### Records shown
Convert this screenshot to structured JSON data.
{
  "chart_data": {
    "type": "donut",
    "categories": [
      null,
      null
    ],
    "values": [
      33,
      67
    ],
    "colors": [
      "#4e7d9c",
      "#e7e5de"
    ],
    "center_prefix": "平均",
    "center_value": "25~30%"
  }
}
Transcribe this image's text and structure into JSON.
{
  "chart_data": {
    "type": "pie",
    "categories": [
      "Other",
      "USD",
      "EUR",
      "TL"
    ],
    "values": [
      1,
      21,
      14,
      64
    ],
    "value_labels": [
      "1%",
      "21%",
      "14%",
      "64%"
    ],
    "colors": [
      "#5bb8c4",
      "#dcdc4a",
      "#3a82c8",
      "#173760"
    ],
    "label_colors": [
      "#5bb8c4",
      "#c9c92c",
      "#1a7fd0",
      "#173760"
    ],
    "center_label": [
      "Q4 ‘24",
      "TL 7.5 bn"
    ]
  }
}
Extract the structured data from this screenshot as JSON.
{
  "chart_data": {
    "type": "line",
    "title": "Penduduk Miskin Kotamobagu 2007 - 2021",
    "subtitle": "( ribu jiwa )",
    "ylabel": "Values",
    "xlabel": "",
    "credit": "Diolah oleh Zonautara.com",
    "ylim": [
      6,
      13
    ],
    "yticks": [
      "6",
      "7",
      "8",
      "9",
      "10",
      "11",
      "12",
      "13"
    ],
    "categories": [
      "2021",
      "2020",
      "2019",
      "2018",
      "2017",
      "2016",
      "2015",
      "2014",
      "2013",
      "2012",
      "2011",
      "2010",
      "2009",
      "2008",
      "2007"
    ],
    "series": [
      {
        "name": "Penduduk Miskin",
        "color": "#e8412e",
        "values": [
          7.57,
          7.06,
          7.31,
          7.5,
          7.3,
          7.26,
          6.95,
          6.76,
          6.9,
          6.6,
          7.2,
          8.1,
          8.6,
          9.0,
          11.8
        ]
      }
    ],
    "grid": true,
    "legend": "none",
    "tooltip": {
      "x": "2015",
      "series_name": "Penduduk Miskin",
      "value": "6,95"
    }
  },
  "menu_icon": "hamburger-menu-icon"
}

### Task goal
Extract all of the data exactly as written.

### Result of the exercise
Convert this screenshot to structured JSON data.
{
  "chart_data": {
    "type": "donut",
    "categories": [
      null,
      null
    ],
    "values": [
      33,
      67
    ],
    "colors": [
      "#4e7d9c",
      "#e7e5de"
    ],
    "center_prefix": "平均",
    "center_value": "25~30%"
  }
}
Transcribe this image's text and structure into JSON.
{
  "chart_data": {
    "type": "pie",
    "categories": [
      "Other",
      "USD",
      "EUR",
      "TL"
    ],
    "values": [
      1,
      21,
      14,
      64
    ],
    "value_labels": [
      "1%",
      "21%",
      "14%",
      "64%"
    ],
    "colors": [
      "#5bb8c4",
      "#dcdc4a",
      "#3a82c8",
      "#173760"
    ],
    "label_colors": [
      "#5bb8c4",
      "#c9c92c",
      "#1a7fd0",
      "#173760"
    ],
    "center_label": [
      "Q4 ‘24",
      "TL 7.5 bn"
    ]
  }
}
Extract the structured data from this screenshot as JSON.
{
  "chart_data": {
    "type": "line",
    "title": "Penduduk Miskin Kotamobagu 2007 - 2021",
    "subtitle": "( ribu jiwa )",
    "ylabel": "Values",
    "xlabel": "",
    "credit": "Diolah oleh Zonautara.com",
    "ylim": [
      6,
      13
    ],
    "yticks": [
      "6",
      "7",
      "8",
      "9",
      "10",
      "11",
      "12",
      "13"
    ],
    "categories": [
      "2021",
      "2020",
      "2019",
      "2018",
      "2017",
      "2016",
      "2015",
      "2014",
      "2013",
      "2012",
      "2011",
      "2010",
      "2009",
      "2008",
      "2007"
    ],
    "series": [
      {
        "name": "Penduduk Miskin",
        "color": "#e8412e",
        "values": [
          7.57,
          7.06,
          7.31,
          7.5,
          7.3,
          7.26,
          6.95,
          6.76,
          6.9,
          6.6,
          7.2,
          8.1,
          8.6,
          9.0,
          11.8
        ]
      }
    ],
    "grid": true,
    "legend": "none",
    "tooltip": {
      "x": "2015",
      "series_name": "Penduduk Miskin",
      "value": "6,95"
    }
  },
  "menu_icon": "hamburger-menu-icon"
}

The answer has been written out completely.